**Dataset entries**
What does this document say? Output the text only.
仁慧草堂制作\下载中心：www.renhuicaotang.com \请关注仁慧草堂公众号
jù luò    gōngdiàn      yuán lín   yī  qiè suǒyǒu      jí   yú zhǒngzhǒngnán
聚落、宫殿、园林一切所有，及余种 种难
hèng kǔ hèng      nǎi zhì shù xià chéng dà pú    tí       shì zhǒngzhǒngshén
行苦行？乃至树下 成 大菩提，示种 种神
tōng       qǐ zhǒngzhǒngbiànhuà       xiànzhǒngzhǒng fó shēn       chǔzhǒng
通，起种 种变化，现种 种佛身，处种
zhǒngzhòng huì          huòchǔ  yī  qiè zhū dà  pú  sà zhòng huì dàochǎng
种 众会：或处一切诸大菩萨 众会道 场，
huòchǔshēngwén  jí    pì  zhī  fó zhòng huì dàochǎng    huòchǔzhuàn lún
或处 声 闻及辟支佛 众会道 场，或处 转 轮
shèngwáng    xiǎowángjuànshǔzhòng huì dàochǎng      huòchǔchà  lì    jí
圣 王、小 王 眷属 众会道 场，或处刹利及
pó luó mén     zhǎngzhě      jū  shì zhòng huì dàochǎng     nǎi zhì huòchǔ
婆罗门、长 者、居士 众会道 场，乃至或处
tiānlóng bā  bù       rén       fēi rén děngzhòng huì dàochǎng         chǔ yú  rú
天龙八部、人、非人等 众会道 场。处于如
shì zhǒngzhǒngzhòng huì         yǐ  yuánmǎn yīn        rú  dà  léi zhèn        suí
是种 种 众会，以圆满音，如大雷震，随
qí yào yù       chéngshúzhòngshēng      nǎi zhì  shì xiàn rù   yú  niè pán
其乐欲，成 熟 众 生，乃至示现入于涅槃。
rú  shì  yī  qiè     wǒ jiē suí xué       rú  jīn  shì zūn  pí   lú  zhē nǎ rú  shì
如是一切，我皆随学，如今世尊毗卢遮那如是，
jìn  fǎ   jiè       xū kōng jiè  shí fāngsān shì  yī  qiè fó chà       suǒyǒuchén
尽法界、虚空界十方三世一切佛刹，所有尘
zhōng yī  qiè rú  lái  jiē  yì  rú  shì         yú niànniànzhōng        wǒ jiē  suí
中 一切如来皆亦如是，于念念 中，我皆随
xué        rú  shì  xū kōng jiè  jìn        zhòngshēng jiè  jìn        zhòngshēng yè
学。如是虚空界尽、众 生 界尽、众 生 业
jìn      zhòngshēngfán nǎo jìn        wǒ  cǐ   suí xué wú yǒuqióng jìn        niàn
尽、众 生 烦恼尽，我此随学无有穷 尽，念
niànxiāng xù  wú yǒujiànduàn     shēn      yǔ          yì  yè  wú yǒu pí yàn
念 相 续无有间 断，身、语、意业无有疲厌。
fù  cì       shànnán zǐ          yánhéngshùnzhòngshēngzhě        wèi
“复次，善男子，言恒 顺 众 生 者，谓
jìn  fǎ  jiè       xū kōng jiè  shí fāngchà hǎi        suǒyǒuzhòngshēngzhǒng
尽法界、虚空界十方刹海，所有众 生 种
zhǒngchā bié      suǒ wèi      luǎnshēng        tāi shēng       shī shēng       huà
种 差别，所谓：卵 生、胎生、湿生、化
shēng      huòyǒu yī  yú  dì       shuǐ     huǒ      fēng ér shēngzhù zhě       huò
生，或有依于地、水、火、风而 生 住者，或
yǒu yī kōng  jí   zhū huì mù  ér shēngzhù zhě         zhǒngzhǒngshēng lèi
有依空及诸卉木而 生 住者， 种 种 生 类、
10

**The exercise**
Extract every entry above as it appears.

**Response to the exercise**
What does this document say? Output the text only.
仁慧草堂制作\下载中心：www.renhuicaotang.com \请关注仁慧草堂公众号
jù luò    gōngdiàn      yuán lín   yī  qiè suǒyǒu      jí   yú zhǒngzhǒngnán
聚落、宫殿、园林一切所有，及余种 种难
hèng kǔ hèng      nǎi zhì shù xià chéng dà pú    tí       shì zhǒngzhǒngshén
行苦行？乃至树下 成 大菩提，示种 种神
tōng       qǐ zhǒngzhǒngbiànhuà       xiànzhǒngzhǒng fó shēn       chǔzhǒng
通，起种 种变化，现种 种佛身，处种
zhǒngzhòng huì          huòchǔ  yī  qiè zhū dà  pú  sà zhòng huì dàochǎng
种 众会：或处一切诸大菩萨 众会道 场，
huòchǔshēngwén  jí    pì  zhī  fó zhòng huì dàochǎng    huòchǔzhuàn lún
或处 声 闻及辟支佛 众会道 场，或处 转 轮
shèngwáng    xiǎowángjuànshǔzhòng huì dàochǎng      huòchǔchà  lì    jí
圣 王、小 王 眷属 众会道 场，或处刹利及
pó luó mén     zhǎngzhě      jū  shì zhòng huì dàochǎng     nǎi zhì huòchǔ
婆罗门、长 者、居士 众会道 场，乃至或处
tiānlóng bā  bù       rén       fēi rén děngzhòng huì dàochǎng         chǔ yú  rú
天龙八部、人、非人等 众会道 场。处于如
shì zhǒngzhǒngzhòng huì         yǐ  yuánmǎn yīn        rú  dà  léi zhèn        suí
是种 种 众会，以圆满音，如大雷震，随
qí yào yù       chéngshúzhòngshēng      nǎi zhì  shì xiàn rù   yú  niè pán
其乐欲，成 熟 众 生，乃至示现入于涅槃。
rú  shì  yī  qiè     wǒ jiē suí xué       rú  jīn  shì zūn  pí   lú  zhē nǎ rú  shì
如是一切，我皆随学，如今世尊毗卢遮那如是，
jìn  fǎ   jiè       xū kōng jiè  shí fāngsān shì  yī  qiè fó chà       suǒyǒuchén
尽法界、虚空界十方三世一切佛刹，所有尘
zhōng yī  qiè rú  lái  jiē  yì  rú  shì         yú niànniànzhōng        wǒ jiē  suí
中 一切如来皆亦如是，于念念 中，我皆随
xué        rú  shì  xū kōng jiè  jìn        zhòngshēng jiè  jìn        zhòngshēng yè
学。如是虚空界尽、众 生 界尽、众 生 业
jìn      zhòngshēngfán nǎo jìn        wǒ  cǐ   suí xué wú yǒuqióng jìn        niàn
尽、众 生 烦恼尽，我此随学无有穷 尽，念
niànxiāng xù  wú yǒujiànduàn     shēn      yǔ          yì  yè  wú yǒu pí yàn
念 相 续无有间 断，身、语、意业无有疲厌。
fù  cì       shànnán zǐ          yánhéngshùnzhòngshēngzhě        wèi
“复次，善男子，言恒 顺 众 生 者，谓
jìn  fǎ  jiè       xū kōng jiè  shí fāngchà hǎi        suǒyǒuzhòngshēngzhǒng
尽法界、虚空界十方刹海，所有众 生 种
zhǒngchā bié      suǒ wèi      luǎnshēng        tāi shēng       shī shēng       huà
种 差别，所谓：卵 生、胎生、湿生、化
shēng      huòyǒu yī  yú  dì       shuǐ     huǒ      fēng ér shēngzhù zhě       huò
生，或有依于地、水、火、风而 生 住者，或
yǒu yī kōng  jí   zhū huì mù  ér shēngzhù zhě         zhǒngzhǒngshēng lèi
有依空及诸卉木而 生 住者， 种 种 生 类、
10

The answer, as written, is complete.